Stated problem:
Repeat the whole listing below, word for word.

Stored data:
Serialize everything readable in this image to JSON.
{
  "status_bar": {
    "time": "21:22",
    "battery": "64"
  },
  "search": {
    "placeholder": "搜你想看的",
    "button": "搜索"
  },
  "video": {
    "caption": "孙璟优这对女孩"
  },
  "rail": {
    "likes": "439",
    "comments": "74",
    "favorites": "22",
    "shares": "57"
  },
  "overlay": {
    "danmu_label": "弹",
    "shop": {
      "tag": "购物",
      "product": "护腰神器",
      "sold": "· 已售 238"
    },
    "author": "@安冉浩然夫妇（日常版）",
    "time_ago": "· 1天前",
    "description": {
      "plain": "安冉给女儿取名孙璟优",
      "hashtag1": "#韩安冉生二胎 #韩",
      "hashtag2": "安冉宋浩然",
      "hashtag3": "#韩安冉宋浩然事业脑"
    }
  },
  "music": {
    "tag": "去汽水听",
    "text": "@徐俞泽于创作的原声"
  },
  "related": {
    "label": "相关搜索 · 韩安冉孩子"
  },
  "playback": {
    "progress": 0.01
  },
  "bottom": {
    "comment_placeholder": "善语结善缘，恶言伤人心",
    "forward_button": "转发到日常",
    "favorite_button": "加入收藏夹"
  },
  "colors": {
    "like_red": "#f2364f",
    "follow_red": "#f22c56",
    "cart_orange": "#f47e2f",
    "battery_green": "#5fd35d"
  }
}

Response below:
Serialize everything readable in this image to JSON.
{
  "status_bar": {
    "time": "21:22",
    "battery": "64"
  },
  "search": {
    "placeholder": "搜你想看的",
    "button": "搜索"
  },
  "video": {
    "caption": "孙璟优这对女孩"
  },
  "rail": {
    "likes": "439",
    "comments": "74",
    "favorites": "22",
    "shares": "57"
  },
  "overlay": {
    "danmu_label": "弹",
    "shop": {
      "tag": "购物",
      "product": "护腰神器",
      "sold": "· 已售 238"
    },
    "author": "@安冉浩然夫妇（日常版）",
    "time_ago": "· 1天前",
    "description": {
      "plain": "安冉给女儿取名孙璟优",
      "hashtag1": "#韩安冉生二胎 #韩",
      "hashtag2": "安冉宋浩然",
      "hashtag3": "#韩安冉宋浩然事业脑"
    }
  },
  "music": {
    "tag": "去汽水听",
    "text": "@徐俞泽于创作的原声"
  },
  "related": {
    "label": "相关搜索 · 韩安冉孩子"
  },
  "playback": {
    "progress": 0.01
  },
  "bottom": {
    "comment_placeholder": "善语结善缘，恶言伤人心",
    "forward_button": "转发到日常",
    "favorite_button": "加入收藏夹"
  },
  "colors": {
    "like_red": "#f2364f",
    "follow_red": "#f22c56",
    "cart_orange": "#f47e2f",
    "battery_green": "#5fd35d"
  }
}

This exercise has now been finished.